===== TASK INPUT

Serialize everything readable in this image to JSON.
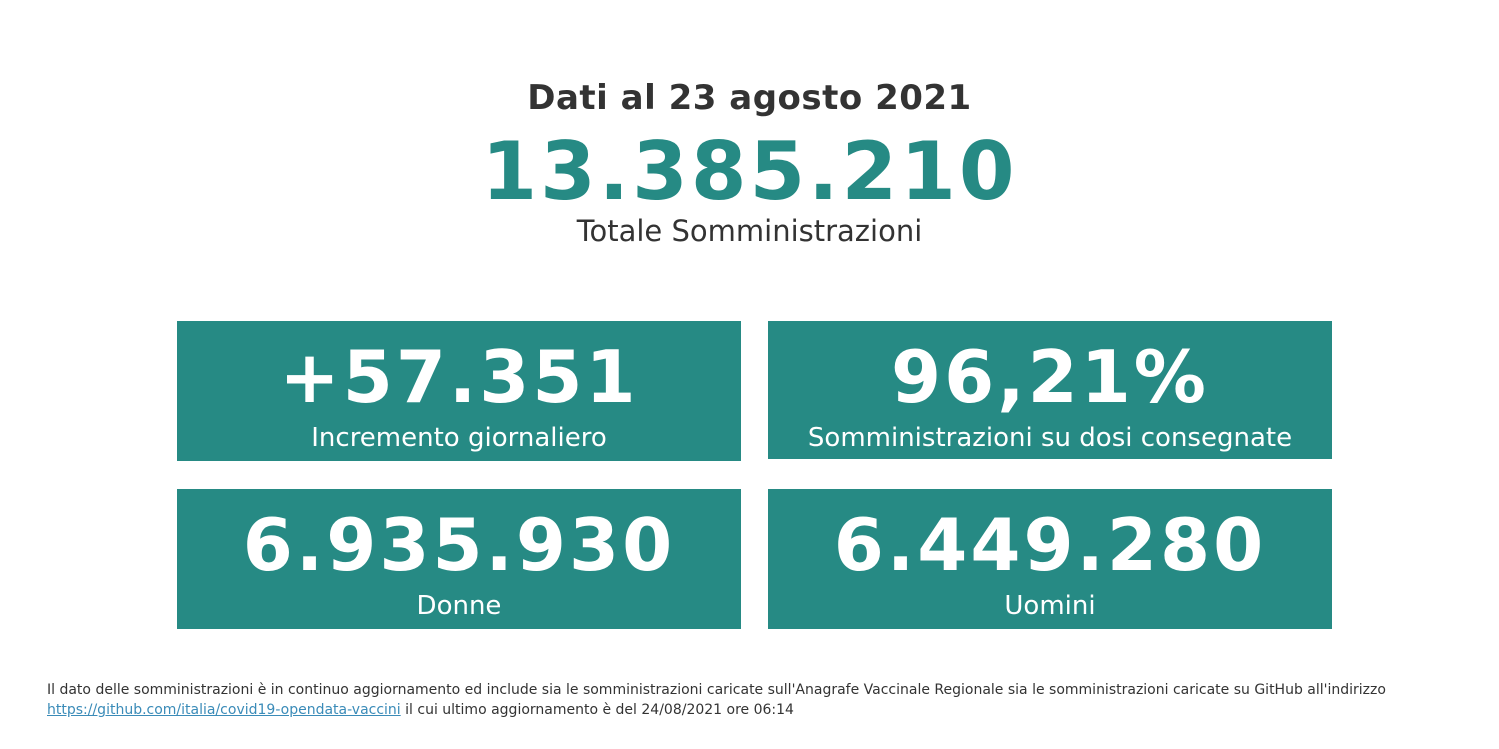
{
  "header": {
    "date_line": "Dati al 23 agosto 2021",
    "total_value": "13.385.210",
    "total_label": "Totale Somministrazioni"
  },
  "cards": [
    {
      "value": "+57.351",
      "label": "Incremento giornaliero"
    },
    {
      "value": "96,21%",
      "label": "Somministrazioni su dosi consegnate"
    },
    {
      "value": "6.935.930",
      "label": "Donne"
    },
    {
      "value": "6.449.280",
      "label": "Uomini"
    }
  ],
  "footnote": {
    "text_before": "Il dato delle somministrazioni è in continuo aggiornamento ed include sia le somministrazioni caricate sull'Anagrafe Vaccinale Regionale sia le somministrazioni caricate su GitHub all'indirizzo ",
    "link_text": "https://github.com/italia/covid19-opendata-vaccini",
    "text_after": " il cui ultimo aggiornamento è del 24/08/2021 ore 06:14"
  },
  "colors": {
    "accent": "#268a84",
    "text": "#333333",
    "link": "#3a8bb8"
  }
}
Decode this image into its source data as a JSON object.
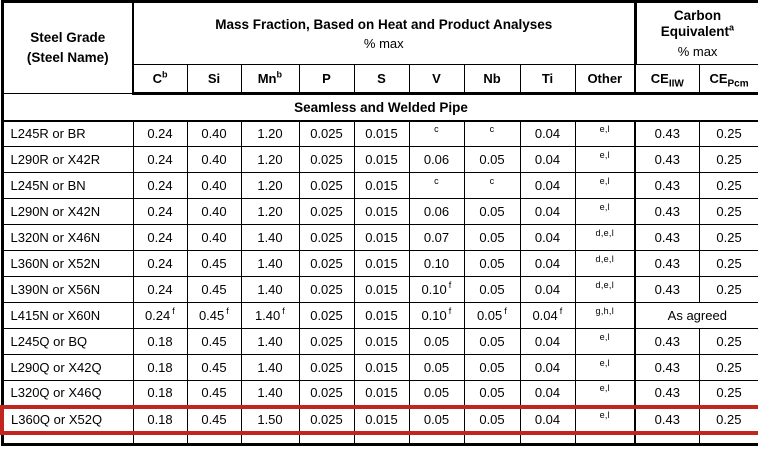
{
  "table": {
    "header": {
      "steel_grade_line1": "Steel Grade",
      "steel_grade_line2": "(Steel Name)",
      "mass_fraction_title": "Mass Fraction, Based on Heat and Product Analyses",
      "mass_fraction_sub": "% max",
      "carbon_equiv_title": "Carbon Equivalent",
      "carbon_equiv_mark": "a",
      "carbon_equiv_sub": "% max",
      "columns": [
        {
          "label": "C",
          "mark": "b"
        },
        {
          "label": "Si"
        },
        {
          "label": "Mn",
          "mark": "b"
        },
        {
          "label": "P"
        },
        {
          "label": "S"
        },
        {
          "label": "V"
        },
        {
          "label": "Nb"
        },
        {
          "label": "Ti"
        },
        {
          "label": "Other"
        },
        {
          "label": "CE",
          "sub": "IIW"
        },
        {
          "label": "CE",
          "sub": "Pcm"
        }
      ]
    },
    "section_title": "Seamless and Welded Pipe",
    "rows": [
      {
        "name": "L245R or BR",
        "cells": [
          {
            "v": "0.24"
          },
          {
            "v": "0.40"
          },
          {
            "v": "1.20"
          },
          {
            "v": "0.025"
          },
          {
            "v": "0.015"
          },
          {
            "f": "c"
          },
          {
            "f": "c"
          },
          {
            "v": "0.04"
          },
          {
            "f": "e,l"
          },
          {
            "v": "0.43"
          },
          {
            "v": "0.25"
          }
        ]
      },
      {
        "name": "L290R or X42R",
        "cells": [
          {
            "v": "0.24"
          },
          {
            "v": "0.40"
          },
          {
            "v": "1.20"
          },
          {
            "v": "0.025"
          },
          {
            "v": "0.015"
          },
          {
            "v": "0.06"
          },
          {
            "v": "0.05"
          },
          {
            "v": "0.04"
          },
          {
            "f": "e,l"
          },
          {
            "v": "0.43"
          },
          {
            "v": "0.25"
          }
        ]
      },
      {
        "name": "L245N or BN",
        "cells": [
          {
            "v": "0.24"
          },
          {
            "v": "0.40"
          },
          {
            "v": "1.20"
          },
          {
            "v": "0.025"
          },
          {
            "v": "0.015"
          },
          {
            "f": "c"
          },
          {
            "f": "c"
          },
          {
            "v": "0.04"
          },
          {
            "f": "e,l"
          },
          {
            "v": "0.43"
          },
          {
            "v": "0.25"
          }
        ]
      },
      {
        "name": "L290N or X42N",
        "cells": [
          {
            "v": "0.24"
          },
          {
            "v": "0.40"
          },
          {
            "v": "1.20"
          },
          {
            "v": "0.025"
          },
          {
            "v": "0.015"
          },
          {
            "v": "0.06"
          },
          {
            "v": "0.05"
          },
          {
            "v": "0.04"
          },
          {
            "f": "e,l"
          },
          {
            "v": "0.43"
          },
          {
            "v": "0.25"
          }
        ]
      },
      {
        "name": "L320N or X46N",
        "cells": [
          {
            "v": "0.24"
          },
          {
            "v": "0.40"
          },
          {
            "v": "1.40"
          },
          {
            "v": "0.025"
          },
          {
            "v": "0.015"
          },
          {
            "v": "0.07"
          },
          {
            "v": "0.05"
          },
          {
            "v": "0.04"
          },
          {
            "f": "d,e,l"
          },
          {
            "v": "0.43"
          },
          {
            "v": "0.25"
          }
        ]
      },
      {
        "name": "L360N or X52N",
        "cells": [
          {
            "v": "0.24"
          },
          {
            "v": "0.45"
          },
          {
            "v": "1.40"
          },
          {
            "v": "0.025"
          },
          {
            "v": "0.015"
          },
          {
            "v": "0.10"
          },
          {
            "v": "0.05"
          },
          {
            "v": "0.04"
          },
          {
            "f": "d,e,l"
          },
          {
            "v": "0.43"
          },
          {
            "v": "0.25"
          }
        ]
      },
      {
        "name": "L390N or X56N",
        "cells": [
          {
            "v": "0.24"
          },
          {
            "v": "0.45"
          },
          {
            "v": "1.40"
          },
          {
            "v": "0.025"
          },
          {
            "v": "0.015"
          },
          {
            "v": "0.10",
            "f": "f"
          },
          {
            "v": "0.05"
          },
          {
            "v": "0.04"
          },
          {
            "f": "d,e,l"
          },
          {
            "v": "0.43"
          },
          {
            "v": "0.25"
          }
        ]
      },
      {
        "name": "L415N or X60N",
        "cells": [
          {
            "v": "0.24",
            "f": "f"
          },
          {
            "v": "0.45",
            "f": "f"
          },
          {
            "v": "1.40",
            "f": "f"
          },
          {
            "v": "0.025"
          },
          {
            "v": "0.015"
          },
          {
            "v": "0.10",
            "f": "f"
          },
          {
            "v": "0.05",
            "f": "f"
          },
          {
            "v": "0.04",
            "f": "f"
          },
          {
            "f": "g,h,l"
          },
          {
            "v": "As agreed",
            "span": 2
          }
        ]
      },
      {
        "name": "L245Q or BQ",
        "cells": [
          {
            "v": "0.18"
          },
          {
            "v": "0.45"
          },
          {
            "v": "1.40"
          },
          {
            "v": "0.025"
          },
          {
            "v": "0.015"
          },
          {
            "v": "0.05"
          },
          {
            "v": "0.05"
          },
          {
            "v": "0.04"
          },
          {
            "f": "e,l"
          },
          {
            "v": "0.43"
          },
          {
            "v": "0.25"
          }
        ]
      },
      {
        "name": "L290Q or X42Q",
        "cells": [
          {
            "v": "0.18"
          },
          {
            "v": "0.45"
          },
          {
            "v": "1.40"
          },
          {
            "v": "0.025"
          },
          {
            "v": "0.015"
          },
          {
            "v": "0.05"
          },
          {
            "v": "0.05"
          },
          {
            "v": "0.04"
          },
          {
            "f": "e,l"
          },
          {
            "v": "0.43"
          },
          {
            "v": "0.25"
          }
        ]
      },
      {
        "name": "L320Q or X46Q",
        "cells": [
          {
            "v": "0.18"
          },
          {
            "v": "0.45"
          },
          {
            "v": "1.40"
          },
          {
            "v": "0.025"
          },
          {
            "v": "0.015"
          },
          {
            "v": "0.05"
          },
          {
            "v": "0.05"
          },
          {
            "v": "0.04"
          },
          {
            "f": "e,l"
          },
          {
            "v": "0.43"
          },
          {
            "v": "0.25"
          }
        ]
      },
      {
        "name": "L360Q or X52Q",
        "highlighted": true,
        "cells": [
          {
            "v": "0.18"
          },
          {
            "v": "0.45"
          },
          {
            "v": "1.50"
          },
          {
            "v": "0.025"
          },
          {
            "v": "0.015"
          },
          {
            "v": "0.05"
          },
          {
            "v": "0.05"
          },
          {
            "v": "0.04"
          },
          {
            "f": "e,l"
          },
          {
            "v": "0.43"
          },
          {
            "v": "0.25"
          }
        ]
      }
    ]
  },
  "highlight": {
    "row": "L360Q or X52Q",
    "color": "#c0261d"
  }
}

==========

| GIVEN TASK |
Without the pictures, write out all of the material exactly.

| REPLY |
Serialize everything readable in this image to JSON.
{
  "header": {
    "date_line": "Dati al 23 agosto 2021",
    "total_value": "13.385.210",
    "total_label": "Totale Somministrazioni"
  },
  "cards": [
    {
      "value": "+57.351",
      "label": "Incremento giornaliero"
    },
    {
      "value": "96,21%",
      "label": "Somministrazioni su dosi consegnate"
    },
    {
      "value": "6.935.930",
      "label": "Donne"
    },
    {
      "value": "6.449.280",
      "label": "Uomini"
    }
  ],
  "footnote": {
    "text_before": "Il dato delle somministrazioni è in continuo aggiornamento ed include sia le somministrazioni caricate sull'Anagrafe Vaccinale Regionale sia le somministrazioni caricate su GitHub all'indirizzo ",
    "link_text": "https://github.com/italia/covid19-opendata-vaccini",
    "text_after": " il cui ultimo aggiornamento è del 24/08/2021 ore 06:14"
  },
  "colors": {
    "accent": "#268a84",
    "text": "#333333",
    "link": "#3a8bb8"
  }
}
Decode this image into its source data as a JSON object.
{
  "table": {
    "header": {
      "steel_grade_line1": "Steel Grade",
      "steel_grade_line2": "(Steel Name)",
      "mass_fraction_title": "Mass Fraction, Based on Heat and Product Analyses",
      "mass_fraction_sub": "% max",
      "carbon_equiv_title": "Carbon Equivalent",
      "carbon_equiv_mark": "a",
      "carbon_equiv_sub": "% max",
      "columns": [
        {
          "label": "C",
          "mark": "b"
        },
        {
          "label": "Si"
        },
        {
          "label": "Mn",
          "mark": "b"
        },
        {
          "label": "P"
        },
        {
          "label": "S"
        },
        {
          "label": "V"
        },
        {
          "label": "Nb"
        },
        {
          "label": "Ti"
        },
        {
          "label": "Other"
        },
        {
          "label": "CE",
          "sub": "IIW"
        },
        {
          "label": "CE",
          "sub": "Pcm"
        }
      ]
    },
    "section_title": "Seamless and Welded Pipe",
    "rows": [
      {
        "name": "L245R or BR",
        "cells": [
          {
            "v": "0.24"
          },
          {
            "v": "0.40"
          },
          {
            "v": "1.20"
          },
          {
            "v": "0.025"
          },
          {
            "v": "0.015"
          },
          {
            "f": "c"
          },
          {
            "f": "c"
          },
          {
            "v": "0.04"
          },
          {
            "f": "e,l"
          },
          {
            "v": "0.43"
          },
          {
            "v": "0.25"
          }
        ]
      },
      {
        "name": "L290R or X42R",
        "cells": [
          {
            "v": "0.24"
          },
          {
            "v": "0.40"
          },
          {
            "v": "1.20"
          },
          {
            "v": "0.025"
          },
          {
            "v": "0.015"
          },
          {
            "v": "0.06"
          },
          {
            "v": "0.05"
          },
          {
            "v": "0.04"
          },
          {
            "f": "e,l"
          },
          {
            "v": "0.43"
          },
          {
            "v": "0.25"
          }
        ]
      },
      {
        "name": "L245N or BN",
        "cells": [
          {
            "v": "0.24"
          },
          {
            "v": "0.40"
          },
          {
            "v": "1.20"
          },
          {
            "v": "0.025"
          },
          {
            "v": "0.015"
          },
          {
            "f": "c"
          },
          {
            "f": "c"
          },
          {
            "v": "0.04"
          },
          {
            "f": "e,l"
          },
          {
            "v": "0.43"
          },
          {
            "v": "0.25"
          }
        ]
      },
      {
        "name": "L290N or X42N",
        "cells": [
          {
            "v": "0.24"
          },
          {
            "v": "0.40"
          },
          {
            "v": "1.20"
          },
          {
            "v": "0.025"
          },
          {
            "v": "0.015"
          },
          {
            "v": "0.06"
          },
          {
            "v": "0.05"
          },
          {
            "v": "0.04"
          },
          {
            "f": "e,l"
          },
          {
            "v": "0.43"
          },
          {
            "v": "0.25"
          }
        ]
      },
      {
        "name": "L320N or X46N",
        "cells": [
          {
            "v": "0.24"
          },
          {
            "v": "0.40"
          },
          {
            "v": "1.40"
          },
          {
            "v": "0.025"
          },
          {
            "v": "0.015"
          },
          {
            "v": "0.07"
          },
          {
            "v": "0.05"
          },
          {
            "v": "0.04"
          },
          {
            "f": "d,e,l"
          },
          {
            "v": "0.43"
          },
          {
            "v": "0.25"
          }
        ]
      },
      {
        "name": "L360N or X52N",
        "cells": [
          {
            "v": "0.24"
          },
          {
            "v": "0.45"
          },
          {
            "v": "1.40"
          },
          {
            "v": "0.025"
          },
          {
            "v": "0.015"
          },
          {
            "v": "0.10"
          },
          {
            "v": "0.05"
          },
          {
            "v": "0.04"
          },
          {
            "f": "d,e,l"
          },
          {
            "v": "0.43"
          },
          {
            "v": "0.25"
          }
        ]
      },
      {
        "name": "L390N or X56N",
        "cells": [
          {
            "v": "0.24"
          },
          {
            "v": "0.45"
          },
          {
            "v": "1.40"
          },
          {
            "v": "0.025"
          },
          {
            "v": "0.015"
          },
          {
            "v": "0.10",
            "f": "f"
          },
          {
            "v": "0.05"
          },
          {
            "v": "0.04"
          },
          {
            "f": "d,e,l"
          },
          {
            "v": "0.43"
          },
          {
            "v": "0.25"
          }
        ]
      },
      {
        "name": "L415N or X60N",
        "cells": [
          {
            "v": "0.24",
            "f": "f"
          },
          {
            "v": "0.45",
            "f": "f"
          },
          {
            "v": "1.40",
            "f": "f"
          },
          {
            "v": "0.025"
          },
          {
            "v": "0.015"
          },
          {
            "v": "0.10",
            "f": "f"
          },
          {
            "v": "0.05",
            "f": "f"
          },
          {
            "v": "0.04",
            "f": "f"
          },
          {
            "f": "g,h,l"
          },
          {
            "v": "As agreed",
            "span": 2
          }
        ]
      },
      {
        "name": "L245Q or BQ",
        "cells": [
          {
            "v": "0.18"
          },
          {
            "v": "0.45"
          },
          {
            "v": "1.40"
          },
          {
            "v": "0.025"
          },
          {
            "v": "0.015"
          },
          {
            "v": "0.05"
          },
          {
            "v": "0.05"
          },
          {
            "v": "0.04"
          },
          {
            "f": "e,l"
          },
          {
            "v": "0.43"
          },
          {
            "v": "0.25"
          }
        ]
      },
      {
        "name": "L290Q or X42Q",
        "cells": [
          {
            "v": "0.18"
          },
          {
            "v": "0.45"
          },
          {
            "v": "1.40"
          },
          {
            "v": "0.025"
          },
          {
            "v": "0.015"
          },
          {
            "v": "0.05"
          },
          {
            "v": "0.05"
          },
          {
            "v": "0.04"
          },
          {
            "f": "e,l"
          },
          {
            "v": "0.43"
          },
          {
            "v": "0.25"
          }
        ]
      },
      {
        "name": "L320Q or X46Q",
        "cells": [
          {
            "v": "0.18"
          },
          {
            "v": "0.45"
          },
          {
            "v": "1.40"
          },
          {
            "v": "0.025"
          },
          {
            "v": "0.015"
          },
          {
            "v": "0.05"
          },
          {
            "v": "0.05"
          },
          {
            "v": "0.04"
          },
          {
            "f": "e,l"
          },
          {
            "v": "0.43"
          },
          {
            "v": "0.25"
          }
        ]
      },
      {
        "name": "L360Q or X52Q",
        "highlighted": true,
        "cells": [
          {
            "v": "0.18"
          },
          {
            "v": "0.45"
          },
          {
            "v": "1.50"
          },
          {
            "v": "0.025"
          },
          {
            "v": "0.015"
          },
          {
            "v": "0.05"
          },
          {
            "v": "0.05"
          },
          {
            "v": "0.04"
          },
          {
            "f": "e,l"
          },
          {
            "v": "0.43"
          },
          {
            "v": "0.25"
          }
        ]
      }
    ]
  },
  "highlight": {
    "row": "L360Q or X52Q",
    "color": "#c0261d"
  }
}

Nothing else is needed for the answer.